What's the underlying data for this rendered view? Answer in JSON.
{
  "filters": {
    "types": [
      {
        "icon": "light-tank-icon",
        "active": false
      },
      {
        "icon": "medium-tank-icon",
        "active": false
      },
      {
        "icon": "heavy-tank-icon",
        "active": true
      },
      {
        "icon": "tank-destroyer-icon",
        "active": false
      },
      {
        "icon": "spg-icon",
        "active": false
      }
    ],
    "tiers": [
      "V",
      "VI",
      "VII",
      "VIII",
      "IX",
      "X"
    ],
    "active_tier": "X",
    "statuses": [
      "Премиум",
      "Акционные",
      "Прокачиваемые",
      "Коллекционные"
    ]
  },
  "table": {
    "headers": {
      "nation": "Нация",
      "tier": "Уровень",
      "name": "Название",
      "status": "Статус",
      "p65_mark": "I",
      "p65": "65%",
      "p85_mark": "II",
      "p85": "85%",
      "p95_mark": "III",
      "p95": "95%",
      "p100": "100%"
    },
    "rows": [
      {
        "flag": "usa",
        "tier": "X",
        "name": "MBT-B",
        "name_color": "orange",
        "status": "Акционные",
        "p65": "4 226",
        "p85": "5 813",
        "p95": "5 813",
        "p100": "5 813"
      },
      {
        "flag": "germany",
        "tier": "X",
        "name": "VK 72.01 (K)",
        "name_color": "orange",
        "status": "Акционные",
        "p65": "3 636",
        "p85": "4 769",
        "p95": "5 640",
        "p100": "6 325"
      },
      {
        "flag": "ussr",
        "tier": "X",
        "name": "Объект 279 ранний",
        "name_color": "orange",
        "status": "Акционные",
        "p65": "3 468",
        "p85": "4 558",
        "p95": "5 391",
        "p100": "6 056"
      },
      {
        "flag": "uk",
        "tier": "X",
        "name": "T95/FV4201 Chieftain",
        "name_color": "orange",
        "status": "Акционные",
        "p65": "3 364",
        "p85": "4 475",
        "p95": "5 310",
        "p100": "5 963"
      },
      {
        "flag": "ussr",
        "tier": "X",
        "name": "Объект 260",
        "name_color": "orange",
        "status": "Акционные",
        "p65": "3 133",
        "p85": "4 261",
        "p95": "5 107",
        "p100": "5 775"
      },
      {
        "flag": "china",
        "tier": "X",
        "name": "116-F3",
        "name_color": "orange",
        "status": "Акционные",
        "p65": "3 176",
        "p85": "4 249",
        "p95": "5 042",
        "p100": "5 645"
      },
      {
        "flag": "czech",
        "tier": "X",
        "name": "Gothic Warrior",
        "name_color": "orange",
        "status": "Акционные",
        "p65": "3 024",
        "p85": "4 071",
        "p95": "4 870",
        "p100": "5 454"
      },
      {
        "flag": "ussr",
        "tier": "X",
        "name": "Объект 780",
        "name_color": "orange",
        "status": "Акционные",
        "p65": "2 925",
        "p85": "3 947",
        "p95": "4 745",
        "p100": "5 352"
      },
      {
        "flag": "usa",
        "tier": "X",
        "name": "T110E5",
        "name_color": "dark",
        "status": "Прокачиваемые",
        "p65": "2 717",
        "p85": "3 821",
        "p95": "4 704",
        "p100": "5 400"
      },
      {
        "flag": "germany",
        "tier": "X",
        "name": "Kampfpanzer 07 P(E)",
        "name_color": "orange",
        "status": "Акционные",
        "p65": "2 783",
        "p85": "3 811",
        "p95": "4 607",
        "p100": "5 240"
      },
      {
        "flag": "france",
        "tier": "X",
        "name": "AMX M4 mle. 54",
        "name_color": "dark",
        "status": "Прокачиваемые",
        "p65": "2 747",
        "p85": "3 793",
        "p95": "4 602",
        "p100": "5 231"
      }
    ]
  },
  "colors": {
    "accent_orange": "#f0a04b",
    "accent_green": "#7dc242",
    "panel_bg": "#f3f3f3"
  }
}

....................

# Given exercise
Restate each entry exactly, skipping none.

# The result
What's the underlying data for this rendered view? Answer in JSON.
{
  "filters": {
    "types": [
      {
        "icon": "light-tank-icon",
        "active": false
      },
      {
        "icon": "medium-tank-icon",
        "active": false
      },
      {
        "icon": "heavy-tank-icon",
        "active": true
      },
      {
        "icon": "tank-destroyer-icon",
        "active": false
      },
      {
        "icon": "spg-icon",
        "active": false
      }
    ],
    "tiers": [
      "V",
      "VI",
      "VII",
      "VIII",
      "IX",
      "X"
    ],
    "active_tier": "X",
    "statuses": [
      "Премиум",
      "Акционные",
      "Прокачиваемые",
      "Коллекционные"
    ]
  },
  "table": {
    "headers": {
      "nation": "Нация",
      "tier": "Уровень",
      "name": "Название",
      "status": "Статус",
      "p65_mark": "I",
      "p65": "65%",
      "p85_mark": "II",
      "p85": "85%",
      "p95_mark": "III",
      "p95": "95%",
      "p100": "100%"
    },
    "rows": [
      {
        "flag": "usa",
        "tier": "X",
        "name": "MBT-B",
        "name_color": "orange",
        "status": "Акционные",
        "p65": "4 226",
        "p85": "5 813",
        "p95": "5 813",
        "p100": "5 813"
      },
      {
        "flag": "germany",
        "tier": "X",
        "name": "VK 72.01 (K)",
        "name_color": "orange",
        "status": "Акционные",
        "p65": "3 636",
        "p85": "4 769",
        "p95": "5 640",
        "p100": "6 325"
      },
      {
        "flag": "ussr",
        "tier": "X",
        "name": "Объект 279 ранний",
        "name_color": "orange",
        "status": "Акционные",
        "p65": "3 468",
        "p85": "4 558",
        "p95": "5 391",
        "p100": "6 056"
      },
      {
        "flag": "uk",
        "tier": "X",
        "name": "T95/FV4201 Chieftain",
        "name_color": "orange",
        "status": "Акционные",
        "p65": "3 364",
        "p85": "4 475",
        "p95": "5 310",
        "p100": "5 963"
      },
      {
        "flag": "ussr",
        "tier": "X",
        "name": "Объект 260",
        "name_color": "orange",
        "status": "Акционные",
        "p65": "3 133",
        "p85": "4 261",
        "p95": "5 107",
        "p100": "5 775"
      },
      {
        "flag": "china",
        "tier": "X",
        "name": "116-F3",
        "name_color": "orange",
        "status": "Акционные",
        "p65": "3 176",
        "p85": "4 249",
        "p95": "5 042",
        "p100": "5 645"
      },
      {
        "flag": "czech",
        "tier": "X",
        "name": "Gothic Warrior",
        "name_color": "orange",
        "status": "Акционные",
        "p65": "3 024",
        "p85": "4 071",
        "p95": "4 870",
        "p100": "5 454"
      },
      {
        "flag": "ussr",
        "tier": "X",
        "name": "Объект 780",
        "name_color": "orange",
        "status": "Акционные",
        "p65": "2 925",
        "p85": "3 947",
        "p95": "4 745",
        "p100": "5 352"
      },
      {
        "flag": "usa",
        "tier": "X",
        "name": "T110E5",
        "name_color": "dark",
        "status": "Прокачиваемые",
        "p65": "2 717",
        "p85": "3 821",
        "p95": "4 704",
        "p100": "5 400"
      },
      {
        "flag": "germany",
        "tier": "X",
        "name": "Kampfpanzer 07 P(E)",
        "name_color": "orange",
        "status": "Акционные",
        "p65": "2 783",
        "p85": "3 811",
        "p95": "4 607",
        "p100": "5 240"
      },
      {
        "flag": "france",
        "tier": "X",
        "name": "AMX M4 mle. 54",
        "name_color": "dark",
        "status": "Прокачиваемые",
        "p65": "2 747",
        "p85": "3 793",
        "p95": "4 602",
        "p100": "5 231"
      }
    ]
  },
  "colors": {
    "accent_orange": "#f0a04b",
    "accent_green": "#7dc242",
    "panel_bg": "#f3f3f3"
  }
}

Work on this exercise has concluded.